▸ TEXTAUSZUG
•••••
Die gemeinsamen Tage waren für uns alle sehr intensiv und bleiben sicher unvergesslich. Was jedoch am stärksten in Erinnerung bleiben wird, ist die enorme Kluft zwischen arm und reich, die man hier wahrnehmen kann und die immer größer und größer wird.

Die meiste Zeit der vergangenen Monate habe ich in einem unserer Ausbildungshäuser verbracht. Da der verantwortliche Erzieher der Studenten abwesend war, bin ich gebeten worden, die fünf jungen Sudanesen zu begleiten. Natürlich war dies hilfreich, um mein Englisch aufzufrischen. Zugleich habe ich durch diese Erfahrung besser verstanden, wie tief die Wunden des über 20 Jahre langen Bürgerkrieges im Sudan eigentlich gehen. Fast alle der Studenten haben in ihrer Kindheit aus ihrer Heimat fliehen müssen. Ihre Familien sind überallhin verstreut worden. Eltern, Geschwister, Verwandte und Freunde sind zum Teil getötet worden. Den Großteil ihrer Kindheit haben sie in Flüchtlingslagern in Uganda verbringen müssen. All das ist natürlich nicht spurlos an den jungen Menschen vorüber gegangen. In ihren Herzen hat sich viel Angst, Wut und Hass aufgestaut, was die Ausbildung zum geweihten Leben nicht gerade leichter macht.
•••••
[Element- und Box-Auflistungen]
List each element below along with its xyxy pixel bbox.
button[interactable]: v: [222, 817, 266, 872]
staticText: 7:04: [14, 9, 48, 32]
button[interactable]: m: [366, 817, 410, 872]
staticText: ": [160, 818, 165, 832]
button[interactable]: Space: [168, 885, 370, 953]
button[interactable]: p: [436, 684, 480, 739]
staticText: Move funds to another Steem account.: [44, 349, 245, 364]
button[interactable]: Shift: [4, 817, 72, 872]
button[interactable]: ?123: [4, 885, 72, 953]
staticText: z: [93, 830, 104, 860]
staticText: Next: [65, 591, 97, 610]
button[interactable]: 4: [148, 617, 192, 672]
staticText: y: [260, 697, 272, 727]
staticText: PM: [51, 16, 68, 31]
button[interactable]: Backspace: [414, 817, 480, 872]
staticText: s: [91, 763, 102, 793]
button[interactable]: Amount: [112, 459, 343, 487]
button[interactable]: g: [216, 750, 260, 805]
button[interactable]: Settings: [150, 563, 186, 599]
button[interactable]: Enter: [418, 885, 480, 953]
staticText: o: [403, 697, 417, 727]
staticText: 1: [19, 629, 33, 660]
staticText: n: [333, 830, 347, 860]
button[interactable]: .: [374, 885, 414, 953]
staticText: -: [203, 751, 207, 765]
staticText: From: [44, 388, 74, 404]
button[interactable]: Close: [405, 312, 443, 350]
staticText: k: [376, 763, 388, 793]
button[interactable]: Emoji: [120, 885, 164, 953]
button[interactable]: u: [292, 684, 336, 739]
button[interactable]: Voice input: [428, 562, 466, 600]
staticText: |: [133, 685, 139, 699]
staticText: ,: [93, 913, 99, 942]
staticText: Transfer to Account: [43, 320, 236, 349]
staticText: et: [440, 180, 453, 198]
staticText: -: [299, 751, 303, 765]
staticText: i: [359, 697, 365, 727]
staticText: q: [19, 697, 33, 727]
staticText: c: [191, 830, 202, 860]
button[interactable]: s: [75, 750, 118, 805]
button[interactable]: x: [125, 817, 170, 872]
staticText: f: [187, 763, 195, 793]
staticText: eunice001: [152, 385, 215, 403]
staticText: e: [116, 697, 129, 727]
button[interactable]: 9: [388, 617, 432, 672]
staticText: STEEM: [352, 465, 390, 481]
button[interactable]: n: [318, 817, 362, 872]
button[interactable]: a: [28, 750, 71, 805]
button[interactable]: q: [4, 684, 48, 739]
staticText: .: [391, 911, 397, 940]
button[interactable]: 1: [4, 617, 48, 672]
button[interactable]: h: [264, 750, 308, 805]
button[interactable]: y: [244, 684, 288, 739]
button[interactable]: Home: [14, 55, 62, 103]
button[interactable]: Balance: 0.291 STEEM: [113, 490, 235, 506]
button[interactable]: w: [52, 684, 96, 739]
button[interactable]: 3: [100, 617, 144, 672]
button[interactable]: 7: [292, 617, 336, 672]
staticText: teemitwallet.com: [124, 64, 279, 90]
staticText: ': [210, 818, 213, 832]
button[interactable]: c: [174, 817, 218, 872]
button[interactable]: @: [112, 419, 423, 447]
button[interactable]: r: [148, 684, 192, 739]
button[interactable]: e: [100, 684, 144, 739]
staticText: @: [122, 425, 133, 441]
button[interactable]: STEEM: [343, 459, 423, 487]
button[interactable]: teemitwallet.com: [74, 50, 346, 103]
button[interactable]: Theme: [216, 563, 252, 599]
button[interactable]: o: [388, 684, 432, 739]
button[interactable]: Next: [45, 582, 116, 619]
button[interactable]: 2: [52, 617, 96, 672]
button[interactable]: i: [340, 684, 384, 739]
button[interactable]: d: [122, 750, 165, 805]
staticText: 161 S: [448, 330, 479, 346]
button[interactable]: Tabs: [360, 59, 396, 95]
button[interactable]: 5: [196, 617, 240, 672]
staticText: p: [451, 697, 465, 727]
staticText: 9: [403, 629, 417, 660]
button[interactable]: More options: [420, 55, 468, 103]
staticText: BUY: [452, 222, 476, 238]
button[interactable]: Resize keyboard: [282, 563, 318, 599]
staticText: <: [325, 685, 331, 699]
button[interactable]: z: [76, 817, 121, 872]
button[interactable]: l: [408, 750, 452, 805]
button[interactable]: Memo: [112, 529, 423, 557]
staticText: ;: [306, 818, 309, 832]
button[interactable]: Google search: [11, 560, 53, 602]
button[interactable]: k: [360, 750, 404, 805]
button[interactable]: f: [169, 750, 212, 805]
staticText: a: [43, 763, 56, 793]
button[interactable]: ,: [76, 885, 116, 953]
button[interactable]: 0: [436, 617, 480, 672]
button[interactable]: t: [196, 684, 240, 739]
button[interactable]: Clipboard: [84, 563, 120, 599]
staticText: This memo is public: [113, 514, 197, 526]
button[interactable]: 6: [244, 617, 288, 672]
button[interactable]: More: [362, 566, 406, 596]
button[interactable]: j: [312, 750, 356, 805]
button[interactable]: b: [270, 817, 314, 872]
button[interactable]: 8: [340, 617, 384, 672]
•••••
▸ DEINE AUFGABEN
1. Nenne alle Gefühle, die sich laut dem Textauszug in den Herzen der Studenten aufgestaut haben.
2. Schreibe die Zeilen der Element- und Box-Auflistungen vom Anfang bis einschließlich der Zeile mit „button[interactable]: Shift: [4, 817, 72, 872]“ neu und ersetze darin „staticText“ durch „text“, ohne sonst etwas zu ändern.
Der Textauszug und die Zeilen sind voneinander unabhängiges Material.

▸ LÖSUNGEN JE AUFGABE
1. Angst, Wut, Hass

2.
List each element below along with its xyxy pixel bbox.
button[interactable]: v: [222, 817, 266, 872]
text: 7:04: [14, 9, 48, 32]
button[interactable]: m: [366, 817, 410, 872]
text: ": [160, 818, 165, 832]
button[interactable]: Space: [168, 885, 370, 953]
button[interactable]: p: [436, 684, 480, 739]
text: Move funds to another Steem account.: [44, 349, 245, 364]
button[interactable]: Shift: [4, 817, 72, 872]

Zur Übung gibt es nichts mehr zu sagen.